■ **SET EXERCISE**: Reproduce all of the data word for word.

'''

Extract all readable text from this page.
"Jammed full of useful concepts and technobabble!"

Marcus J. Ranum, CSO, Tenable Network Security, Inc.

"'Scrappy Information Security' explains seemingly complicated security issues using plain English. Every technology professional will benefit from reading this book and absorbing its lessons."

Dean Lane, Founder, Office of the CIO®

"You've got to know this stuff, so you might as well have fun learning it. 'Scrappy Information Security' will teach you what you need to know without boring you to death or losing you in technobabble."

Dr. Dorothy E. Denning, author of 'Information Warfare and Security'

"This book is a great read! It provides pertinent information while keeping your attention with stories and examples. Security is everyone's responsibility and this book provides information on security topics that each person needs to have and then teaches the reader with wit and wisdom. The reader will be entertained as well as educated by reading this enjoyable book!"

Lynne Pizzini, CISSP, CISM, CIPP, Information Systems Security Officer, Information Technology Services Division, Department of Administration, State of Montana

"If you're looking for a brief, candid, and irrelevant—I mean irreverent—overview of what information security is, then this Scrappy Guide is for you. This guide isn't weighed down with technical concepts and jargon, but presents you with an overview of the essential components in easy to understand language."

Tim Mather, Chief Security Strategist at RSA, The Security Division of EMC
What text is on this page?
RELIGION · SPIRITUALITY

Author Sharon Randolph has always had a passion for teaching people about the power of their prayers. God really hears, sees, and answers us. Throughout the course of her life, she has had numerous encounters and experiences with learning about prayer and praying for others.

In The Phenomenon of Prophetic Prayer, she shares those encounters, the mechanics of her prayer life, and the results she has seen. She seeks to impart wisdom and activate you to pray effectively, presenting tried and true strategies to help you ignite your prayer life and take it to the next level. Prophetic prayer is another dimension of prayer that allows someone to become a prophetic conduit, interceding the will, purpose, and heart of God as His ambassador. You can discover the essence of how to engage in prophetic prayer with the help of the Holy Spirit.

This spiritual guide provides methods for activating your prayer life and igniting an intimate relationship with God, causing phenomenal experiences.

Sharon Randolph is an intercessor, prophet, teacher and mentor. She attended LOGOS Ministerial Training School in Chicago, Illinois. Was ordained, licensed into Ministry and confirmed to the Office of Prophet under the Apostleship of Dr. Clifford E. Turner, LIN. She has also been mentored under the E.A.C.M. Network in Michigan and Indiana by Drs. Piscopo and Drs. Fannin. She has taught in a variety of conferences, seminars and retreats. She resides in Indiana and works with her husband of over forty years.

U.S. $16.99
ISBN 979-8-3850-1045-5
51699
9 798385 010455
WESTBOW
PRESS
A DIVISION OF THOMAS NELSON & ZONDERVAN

'''

■ **REPLY**:
Extract all readable text from this page.
"Jammed full of useful concepts and technobabble!"

Marcus J. Ranum, CSO, Tenable Network Security, Inc.

"'Scrappy Information Security' explains seemingly complicated security issues using plain English. Every technology professional will benefit from reading this book and absorbing its lessons."

Dean Lane, Founder, Office of the CIO®

"You've got to know this stuff, so you might as well have fun learning it. 'Scrappy Information Security' will teach you what you need to know without boring you to death or losing you in technobabble."

Dr. Dorothy E. Denning, author of 'Information Warfare and Security'

"This book is a great read! It provides pertinent information while keeping your attention with stories and examples. Security is everyone's responsibility and this book provides information on security topics that each person needs to have and then teaches the reader with wit and wisdom. The reader will be entertained as well as educated by reading this enjoyable book!"

Lynne Pizzini, CISSP, CISM, CIPP, Information Systems Security Officer, Information Technology Services Division, Department of Administration, State of Montana

"If you're looking for a brief, candid, and irrelevant—I mean irreverent—overview of what information security is, then this Scrappy Guide is for you. This guide isn't weighed down with technical concepts and jargon, but presents you with an overview of the essential components in easy to understand language."

Tim Mather, Chief Security Strategist at RSA, The Security Division of EMC
What text is on this page?
RELIGION · SPIRITUALITY

Author Sharon Randolph has always had a passion for teaching people about the power of their prayers. God really hears, sees, and answers us. Throughout the course of her life, she has had numerous encounters and experiences with learning about prayer and praying for others.

In The Phenomenon of Prophetic Prayer, she shares those encounters, the mechanics of her prayer life, and the results she has seen. She seeks to impart wisdom and activate you to pray effectively, presenting tried and true strategies to help you ignite your prayer life and take it to the next level. Prophetic prayer is another dimension of prayer that allows someone to become a prophetic conduit, interceding the will, purpose, and heart of God as His ambassador. You can discover the essence of how to engage in prophetic prayer with the help of the Holy Spirit.

This spiritual guide provides methods for activating your prayer life and igniting an intimate relationship with God, causing phenomenal experiences.

Sharon Randolph is an intercessor, prophet, teacher and mentor. She attended LOGOS Ministerial Training School in Chicago, Illinois. Was ordained, licensed into Ministry and confirmed to the Office of Prophet under the Apostleship of Dr. Clifford E. Turner, LIN. She has also been mentored under the E.A.C.M. Network in Michigan and Indiana by Drs. Piscopo and Drs. Fannin. She has taught in a variety of conferences, seminars and retreats. She resides in Indiana and works with her husband of over forty years.

U.S. $16.99
ISBN 979-8-3850-1045-5
51699
9 798385 010455
WESTBOW
PRESS
A DIVISION OF THOMAS NELSON & ZONDERVAN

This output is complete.